◆ **THE INPUT**
^^^^

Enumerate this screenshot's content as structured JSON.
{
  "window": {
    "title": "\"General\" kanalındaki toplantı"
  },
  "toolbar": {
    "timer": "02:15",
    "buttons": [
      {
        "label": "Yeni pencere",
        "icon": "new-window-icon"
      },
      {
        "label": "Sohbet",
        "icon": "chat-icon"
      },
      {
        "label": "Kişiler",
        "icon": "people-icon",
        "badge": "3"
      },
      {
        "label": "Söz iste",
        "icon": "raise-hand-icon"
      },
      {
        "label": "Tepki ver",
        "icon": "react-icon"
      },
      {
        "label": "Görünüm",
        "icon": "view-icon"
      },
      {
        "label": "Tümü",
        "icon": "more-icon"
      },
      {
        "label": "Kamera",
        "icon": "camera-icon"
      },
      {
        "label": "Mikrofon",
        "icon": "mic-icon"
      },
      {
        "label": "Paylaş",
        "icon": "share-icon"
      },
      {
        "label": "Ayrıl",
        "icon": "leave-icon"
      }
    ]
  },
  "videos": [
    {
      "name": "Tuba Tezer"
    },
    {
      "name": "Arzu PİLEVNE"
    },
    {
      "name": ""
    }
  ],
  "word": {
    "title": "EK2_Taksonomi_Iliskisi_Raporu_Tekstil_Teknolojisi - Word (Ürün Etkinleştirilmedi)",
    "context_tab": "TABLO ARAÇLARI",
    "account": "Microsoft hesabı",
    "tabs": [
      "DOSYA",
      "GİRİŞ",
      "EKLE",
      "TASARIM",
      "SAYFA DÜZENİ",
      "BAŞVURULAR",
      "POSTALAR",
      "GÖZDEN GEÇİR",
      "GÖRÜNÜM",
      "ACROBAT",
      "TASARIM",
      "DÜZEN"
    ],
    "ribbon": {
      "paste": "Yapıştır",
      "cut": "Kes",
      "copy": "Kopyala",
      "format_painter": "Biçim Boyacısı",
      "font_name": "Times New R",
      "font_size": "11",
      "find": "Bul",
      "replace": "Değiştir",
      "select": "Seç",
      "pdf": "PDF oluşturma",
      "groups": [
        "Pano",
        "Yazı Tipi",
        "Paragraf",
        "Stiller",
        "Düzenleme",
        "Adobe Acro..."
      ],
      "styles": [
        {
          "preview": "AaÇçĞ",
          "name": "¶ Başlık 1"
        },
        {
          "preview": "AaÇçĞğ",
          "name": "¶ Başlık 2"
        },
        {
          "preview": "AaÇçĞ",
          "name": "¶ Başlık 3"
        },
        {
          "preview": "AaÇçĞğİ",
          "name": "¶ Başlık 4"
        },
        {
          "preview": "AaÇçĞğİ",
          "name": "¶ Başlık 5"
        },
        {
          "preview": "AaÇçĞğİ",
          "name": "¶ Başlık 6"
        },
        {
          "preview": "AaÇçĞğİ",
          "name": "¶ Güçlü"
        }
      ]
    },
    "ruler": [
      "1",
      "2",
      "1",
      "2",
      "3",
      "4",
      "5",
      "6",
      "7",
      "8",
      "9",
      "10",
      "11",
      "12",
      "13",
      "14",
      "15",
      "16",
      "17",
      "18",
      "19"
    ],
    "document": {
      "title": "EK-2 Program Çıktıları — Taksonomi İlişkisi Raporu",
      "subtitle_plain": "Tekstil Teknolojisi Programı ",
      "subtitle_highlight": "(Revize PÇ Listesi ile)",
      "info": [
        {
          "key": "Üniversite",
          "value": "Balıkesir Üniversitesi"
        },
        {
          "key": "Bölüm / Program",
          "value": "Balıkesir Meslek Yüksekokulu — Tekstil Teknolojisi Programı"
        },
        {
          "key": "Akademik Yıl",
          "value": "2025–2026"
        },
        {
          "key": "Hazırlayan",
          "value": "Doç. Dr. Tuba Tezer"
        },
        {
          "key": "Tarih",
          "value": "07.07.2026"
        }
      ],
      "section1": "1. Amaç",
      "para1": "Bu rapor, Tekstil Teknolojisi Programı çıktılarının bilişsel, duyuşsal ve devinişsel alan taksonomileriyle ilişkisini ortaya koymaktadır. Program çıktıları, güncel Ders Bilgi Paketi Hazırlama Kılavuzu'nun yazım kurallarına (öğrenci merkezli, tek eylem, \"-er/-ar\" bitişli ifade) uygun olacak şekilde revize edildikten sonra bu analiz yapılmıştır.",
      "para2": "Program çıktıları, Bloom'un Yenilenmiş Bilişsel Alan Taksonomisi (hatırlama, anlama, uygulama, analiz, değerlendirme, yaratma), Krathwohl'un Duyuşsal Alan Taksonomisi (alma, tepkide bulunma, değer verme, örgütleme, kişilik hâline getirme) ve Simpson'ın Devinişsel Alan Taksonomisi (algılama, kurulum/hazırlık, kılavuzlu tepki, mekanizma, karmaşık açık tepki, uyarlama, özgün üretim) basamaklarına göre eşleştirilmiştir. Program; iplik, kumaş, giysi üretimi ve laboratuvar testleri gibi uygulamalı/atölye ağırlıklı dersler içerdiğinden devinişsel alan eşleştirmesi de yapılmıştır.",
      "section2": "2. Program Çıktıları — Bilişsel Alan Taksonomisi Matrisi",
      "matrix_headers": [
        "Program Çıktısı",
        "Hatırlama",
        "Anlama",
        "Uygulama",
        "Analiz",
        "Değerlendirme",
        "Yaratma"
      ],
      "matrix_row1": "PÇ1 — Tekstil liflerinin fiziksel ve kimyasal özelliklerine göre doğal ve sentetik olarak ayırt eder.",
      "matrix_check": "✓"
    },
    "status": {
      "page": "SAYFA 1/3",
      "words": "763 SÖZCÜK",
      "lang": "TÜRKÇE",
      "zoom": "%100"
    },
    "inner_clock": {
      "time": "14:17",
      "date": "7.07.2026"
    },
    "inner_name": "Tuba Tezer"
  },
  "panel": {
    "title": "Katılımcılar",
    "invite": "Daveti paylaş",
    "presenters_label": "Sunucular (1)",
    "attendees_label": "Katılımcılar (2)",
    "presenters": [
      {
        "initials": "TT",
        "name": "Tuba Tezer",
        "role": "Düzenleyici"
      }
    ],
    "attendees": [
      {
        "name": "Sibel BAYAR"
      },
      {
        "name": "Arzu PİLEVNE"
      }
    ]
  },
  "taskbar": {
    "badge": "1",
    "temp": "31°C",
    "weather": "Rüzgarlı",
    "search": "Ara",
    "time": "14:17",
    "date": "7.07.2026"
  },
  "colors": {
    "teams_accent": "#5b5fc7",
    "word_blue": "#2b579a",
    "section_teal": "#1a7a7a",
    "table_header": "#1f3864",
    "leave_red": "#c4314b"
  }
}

^^^^

Reproduce every entry shown above, precisely as it stands.

◆ **WRITTEN ANSWER**
Enumerate this screenshot's content as structured JSON.
{
  "window": {
    "title": "\"General\" kanalındaki toplantı"
  },
  "toolbar": {
    "timer": "02:15",
    "buttons": [
      {
        "label": "Yeni pencere",
        "icon": "new-window-icon"
      },
      {
        "label": "Sohbet",
        "icon": "chat-icon"
      },
      {
        "label": "Kişiler",
        "icon": "people-icon",
        "badge": "3"
      },
      {
        "label": "Söz iste",
        "icon": "raise-hand-icon"
      },
      {
        "label": "Tepki ver",
        "icon": "react-icon"
      },
      {
        "label": "Görünüm",
        "icon": "view-icon"
      },
      {
        "label": "Tümü",
        "icon": "more-icon"
      },
      {
        "label": "Kamera",
        "icon": "camera-icon"
      },
      {
        "label": "Mikrofon",
        "icon": "mic-icon"
      },
      {
        "label": "Paylaş",
        "icon": "share-icon"
      },
      {
        "label": "Ayrıl",
        "icon": "leave-icon"
      }
    ]
  },
  "videos": [
    {
      "name": "Tuba Tezer"
    },
    {
      "name": "Arzu PİLEVNE"
    },
    {
      "name": ""
    }
  ],
  "word": {
    "title": "EK2_Taksonomi_Iliskisi_Raporu_Tekstil_Teknolojisi - Word (Ürün Etkinleştirilmedi)",
    "context_tab": "TABLO ARAÇLARI",
    "account": "Microsoft hesabı",
    "tabs": [
      "DOSYA",
      "GİRİŞ",
      "EKLE",
      "TASARIM",
      "SAYFA DÜZENİ",
      "BAŞVURULAR",
      "POSTALAR",
      "GÖZDEN GEÇİR",
      "GÖRÜNÜM",
      "ACROBAT",
      "TASARIM",
      "DÜZEN"
    ],
    "ribbon": {
      "paste": "Yapıştır",
      "cut": "Kes",
      "copy": "Kopyala",
      "format_painter": "Biçim Boyacısı",
      "font_name": "Times New R",
      "font_size": "11",
      "find": "Bul",
      "replace": "Değiştir",
      "select": "Seç",
      "pdf": "PDF oluşturma",
      "groups": [
        "Pano",
        "Yazı Tipi",
        "Paragraf",
        "Stiller",
        "Düzenleme",
        "Adobe Acro..."
      ],
      "styles": [
        {
          "preview": "AaÇçĞ",
          "name": "¶ Başlık 1"
        },
        {
          "preview": "AaÇçĞğ",
          "name": "¶ Başlık 2"
        },
        {
          "preview": "AaÇçĞ",
          "name": "¶ Başlık 3"
        },
        {
          "preview": "AaÇçĞğİ",
          "name": "¶ Başlık 4"
        },
        {
          "preview": "AaÇçĞğİ",
          "name": "¶ Başlık 5"
        },
        {
          "preview": "AaÇçĞğİ",
          "name": "¶ Başlık 6"
        },
        {
          "preview": "AaÇçĞğİ",
          "name": "¶ Güçlü"
        }
      ]
    },
    "ruler": [
      "1",
      "2",
      "1",
      "2",
      "3",
      "4",
      "5",
      "6",
      "7",
      "8",
      "9",
      "10",
      "11",
      "12",
      "13",
      "14",
      "15",
      "16",
      "17",
      "18",
      "19"
    ],
    "document": {
      "title": "EK-2 Program Çıktıları — Taksonomi İlişkisi Raporu",
      "subtitle_plain": "Tekstil Teknolojisi Programı ",
      "subtitle_highlight": "(Revize PÇ Listesi ile)",
      "info": [
        {
          "key": "Üniversite",
          "value": "Balıkesir Üniversitesi"
        },
        {
          "key": "Bölüm / Program",
          "value": "Balıkesir Meslek Yüksekokulu — Tekstil Teknolojisi Programı"
        },
        {
          "key": "Akademik Yıl",
          "value": "2025–2026"
        },
        {
          "key": "Hazırlayan",
          "value": "Doç. Dr. Tuba Tezer"
        },
        {
          "key": "Tarih",
          "value": "07.07.2026"
        }
      ],
      "section1": "1. Amaç",
      "para1": "Bu rapor, Tekstil Teknolojisi Programı çıktılarının bilişsel, duyuşsal ve devinişsel alan taksonomileriyle ilişkisini ortaya koymaktadır. Program çıktıları, güncel Ders Bilgi Paketi Hazırlama Kılavuzu'nun yazım kurallarına (öğrenci merkezli, tek eylem, \"-er/-ar\" bitişli ifade) uygun olacak şekilde revize edildikten sonra bu analiz yapılmıştır.",
      "para2": "Program çıktıları, Bloom'un Yenilenmiş Bilişsel Alan Taksonomisi (hatırlama, anlama, uygulama, analiz, değerlendirme, yaratma), Krathwohl'un Duyuşsal Alan Taksonomisi (alma, tepkide bulunma, değer verme, örgütleme, kişilik hâline getirme) ve Simpson'ın Devinişsel Alan Taksonomisi (algılama, kurulum/hazırlık, kılavuzlu tepki, mekanizma, karmaşık açık tepki, uyarlama, özgün üretim) basamaklarına göre eşleştirilmiştir. Program; iplik, kumaş, giysi üretimi ve laboratuvar testleri gibi uygulamalı/atölye ağırlıklı dersler içerdiğinden devinişsel alan eşleştirmesi de yapılmıştır.",
      "section2": "2. Program Çıktıları — Bilişsel Alan Taksonomisi Matrisi",
      "matrix_headers": [
        "Program Çıktısı",
        "Hatırlama",
        "Anlama",
        "Uygulama",
        "Analiz",
        "Değerlendirme",
        "Yaratma"
      ],
      "matrix_row1": "PÇ1 — Tekstil liflerinin fiziksel ve kimyasal özelliklerine göre doğal ve sentetik olarak ayırt eder.",
      "matrix_check": "✓"
    },
    "status": {
      "page": "SAYFA 1/3",
      "words": "763 SÖZCÜK",
      "lang": "TÜRKÇE",
      "zoom": "%100"
    },
    "inner_clock": {
      "time": "14:17",
      "date": "7.07.2026"
    },
    "inner_name": "Tuba Tezer"
  },
  "panel": {
    "title": "Katılımcılar",
    "invite": "Daveti paylaş",
    "presenters_label": "Sunucular (1)",
    "attendees_label": "Katılımcılar (2)",
    "presenters": [
      {
        "initials": "TT",
        "name": "Tuba Tezer",
        "role": "Düzenleyici"
      }
    ],
    "attendees": [
      {
        "name": "Sibel BAYAR"
      },
      {
        "name": "Arzu PİLEVNE"
      }
    ]
  },
  "taskbar": {
    "badge": "1",
    "temp": "31°C",
    "weather": "Rüzgarlı",
    "search": "Ara",
    "time": "14:17",
    "date": "7.07.2026"
  },
  "colors": {
    "teams_accent": "#5b5fc7",
    "word_blue": "#2b579a",
    "section_teal": "#1a7a7a",
    "table_header": "#1f3864",
    "leave_red": "#c4314b"
  }
}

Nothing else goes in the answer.